** The task **
Look through the material and copy each line holding "structured".

** Data records **
┌──

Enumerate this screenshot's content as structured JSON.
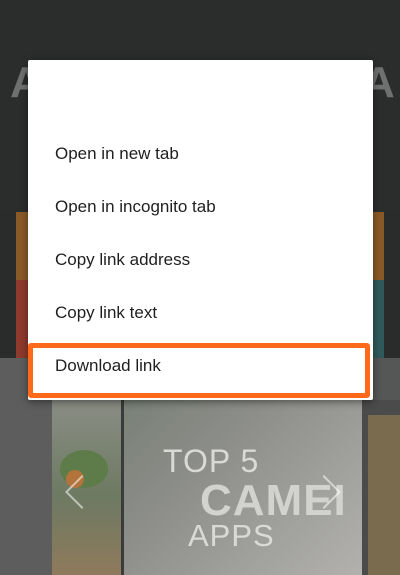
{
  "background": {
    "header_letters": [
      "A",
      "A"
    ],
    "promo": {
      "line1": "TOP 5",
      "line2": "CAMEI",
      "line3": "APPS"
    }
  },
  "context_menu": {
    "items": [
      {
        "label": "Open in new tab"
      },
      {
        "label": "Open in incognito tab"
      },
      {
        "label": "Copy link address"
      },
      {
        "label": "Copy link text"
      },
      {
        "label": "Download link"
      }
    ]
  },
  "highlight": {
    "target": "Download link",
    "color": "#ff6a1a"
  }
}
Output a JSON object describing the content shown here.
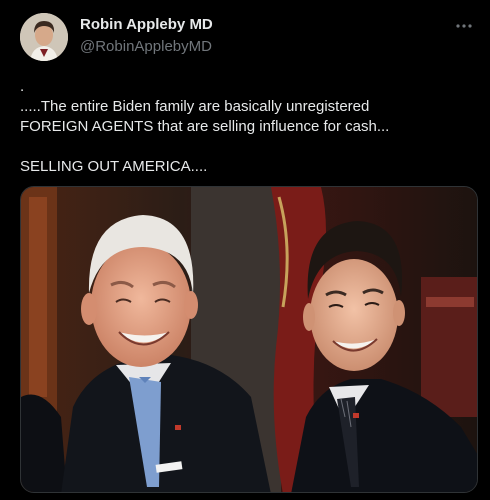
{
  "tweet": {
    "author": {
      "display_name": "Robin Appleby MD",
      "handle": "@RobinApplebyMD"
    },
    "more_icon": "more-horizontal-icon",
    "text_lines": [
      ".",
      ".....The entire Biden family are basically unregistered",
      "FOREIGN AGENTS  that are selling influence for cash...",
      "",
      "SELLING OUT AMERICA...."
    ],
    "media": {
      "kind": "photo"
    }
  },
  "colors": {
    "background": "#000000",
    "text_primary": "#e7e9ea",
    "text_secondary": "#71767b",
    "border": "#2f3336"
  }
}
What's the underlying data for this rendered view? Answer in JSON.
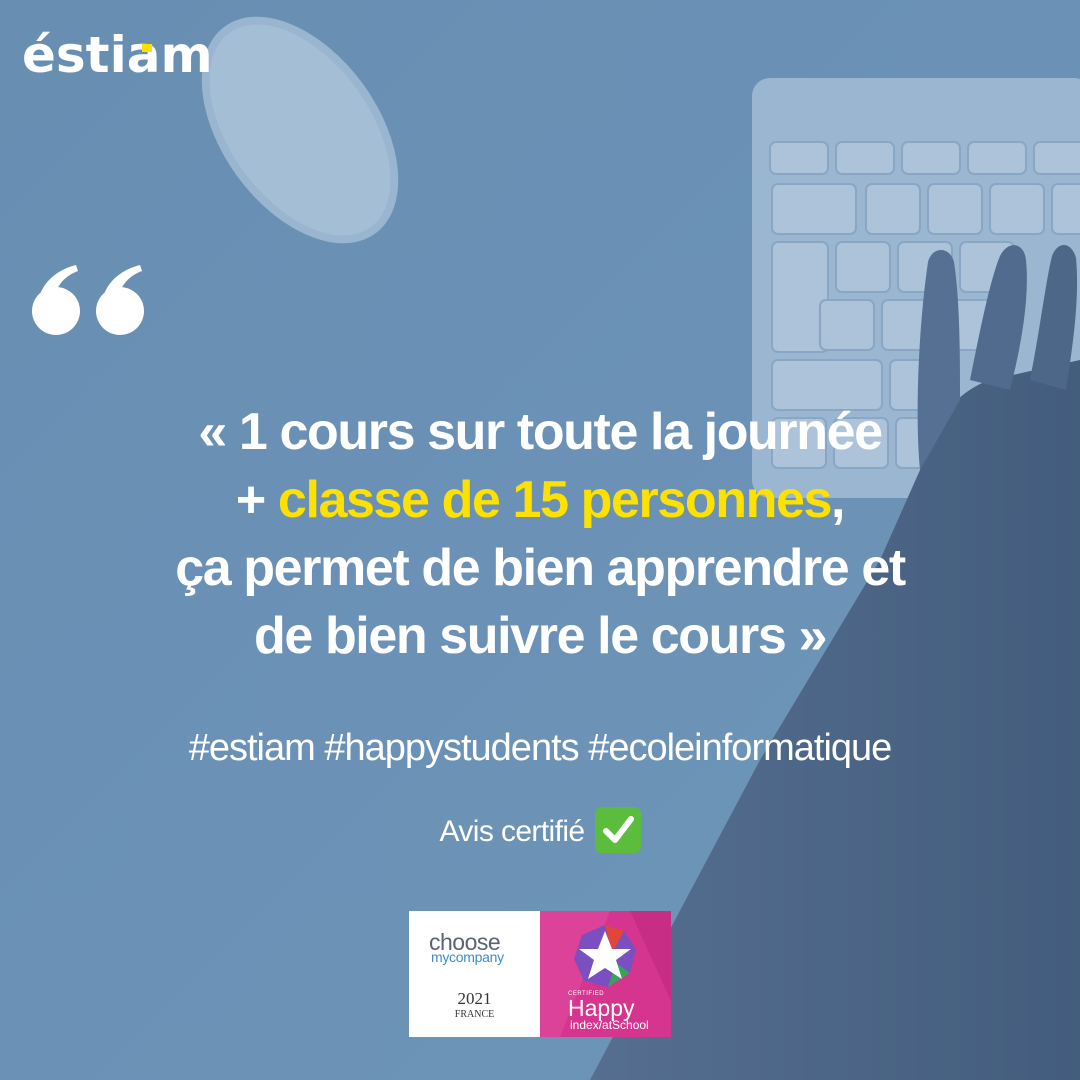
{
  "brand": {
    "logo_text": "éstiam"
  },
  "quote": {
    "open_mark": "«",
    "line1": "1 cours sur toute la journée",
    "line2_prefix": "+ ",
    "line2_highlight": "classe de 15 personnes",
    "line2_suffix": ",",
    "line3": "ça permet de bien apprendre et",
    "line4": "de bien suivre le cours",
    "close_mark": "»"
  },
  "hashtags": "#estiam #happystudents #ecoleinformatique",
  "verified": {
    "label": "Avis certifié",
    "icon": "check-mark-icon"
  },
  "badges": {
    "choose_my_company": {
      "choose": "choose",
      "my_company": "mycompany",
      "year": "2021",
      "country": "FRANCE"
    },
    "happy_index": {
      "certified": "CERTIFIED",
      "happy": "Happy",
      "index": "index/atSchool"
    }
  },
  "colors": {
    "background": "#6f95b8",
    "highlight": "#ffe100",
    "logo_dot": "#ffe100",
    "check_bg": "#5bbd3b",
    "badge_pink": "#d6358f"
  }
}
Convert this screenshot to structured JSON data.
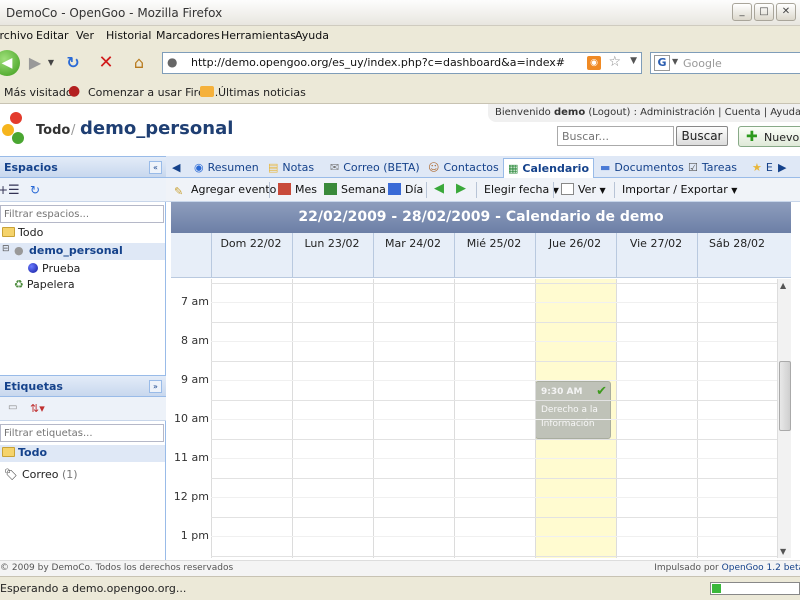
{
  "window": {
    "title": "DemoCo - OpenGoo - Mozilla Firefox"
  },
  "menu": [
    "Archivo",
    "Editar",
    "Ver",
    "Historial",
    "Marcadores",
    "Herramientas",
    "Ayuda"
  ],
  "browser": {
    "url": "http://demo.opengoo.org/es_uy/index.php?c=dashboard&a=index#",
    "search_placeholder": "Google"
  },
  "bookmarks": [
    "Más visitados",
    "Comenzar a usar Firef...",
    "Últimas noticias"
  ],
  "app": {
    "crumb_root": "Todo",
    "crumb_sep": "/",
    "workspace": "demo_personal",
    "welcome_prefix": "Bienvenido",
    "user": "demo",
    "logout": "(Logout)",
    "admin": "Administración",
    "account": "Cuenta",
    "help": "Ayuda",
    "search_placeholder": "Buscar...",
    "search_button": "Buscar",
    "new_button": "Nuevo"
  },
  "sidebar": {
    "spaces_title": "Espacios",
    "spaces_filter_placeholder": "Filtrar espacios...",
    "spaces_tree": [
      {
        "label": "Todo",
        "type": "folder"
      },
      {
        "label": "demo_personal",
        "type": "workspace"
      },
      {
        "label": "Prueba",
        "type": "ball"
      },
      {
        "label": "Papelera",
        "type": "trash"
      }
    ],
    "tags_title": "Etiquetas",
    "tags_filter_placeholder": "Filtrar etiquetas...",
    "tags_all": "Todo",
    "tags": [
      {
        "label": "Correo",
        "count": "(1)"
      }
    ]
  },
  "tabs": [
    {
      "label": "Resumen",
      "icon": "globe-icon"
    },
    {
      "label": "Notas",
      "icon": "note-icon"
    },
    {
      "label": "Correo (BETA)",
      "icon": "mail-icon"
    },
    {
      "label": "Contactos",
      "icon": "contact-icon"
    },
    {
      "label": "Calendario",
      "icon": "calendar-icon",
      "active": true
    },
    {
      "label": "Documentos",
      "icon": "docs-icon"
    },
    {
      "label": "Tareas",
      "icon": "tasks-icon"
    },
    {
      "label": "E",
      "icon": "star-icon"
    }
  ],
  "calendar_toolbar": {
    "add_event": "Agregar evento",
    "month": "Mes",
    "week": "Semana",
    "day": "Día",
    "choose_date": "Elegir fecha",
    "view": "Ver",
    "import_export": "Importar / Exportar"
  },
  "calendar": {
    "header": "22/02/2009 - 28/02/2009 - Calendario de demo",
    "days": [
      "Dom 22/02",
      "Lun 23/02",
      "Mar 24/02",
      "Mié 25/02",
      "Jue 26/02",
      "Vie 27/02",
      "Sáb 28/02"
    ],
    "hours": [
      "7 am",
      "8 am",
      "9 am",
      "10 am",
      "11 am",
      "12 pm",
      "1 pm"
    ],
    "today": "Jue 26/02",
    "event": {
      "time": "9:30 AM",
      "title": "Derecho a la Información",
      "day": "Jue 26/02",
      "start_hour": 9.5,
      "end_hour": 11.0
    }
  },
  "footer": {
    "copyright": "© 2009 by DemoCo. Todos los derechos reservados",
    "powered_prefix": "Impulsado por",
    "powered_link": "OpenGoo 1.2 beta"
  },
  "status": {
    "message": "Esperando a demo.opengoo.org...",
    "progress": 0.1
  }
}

└──

** Exercise result **
Enumerate this screenshot's content as structured JSON.
Convert this screenshot to structured JSON data.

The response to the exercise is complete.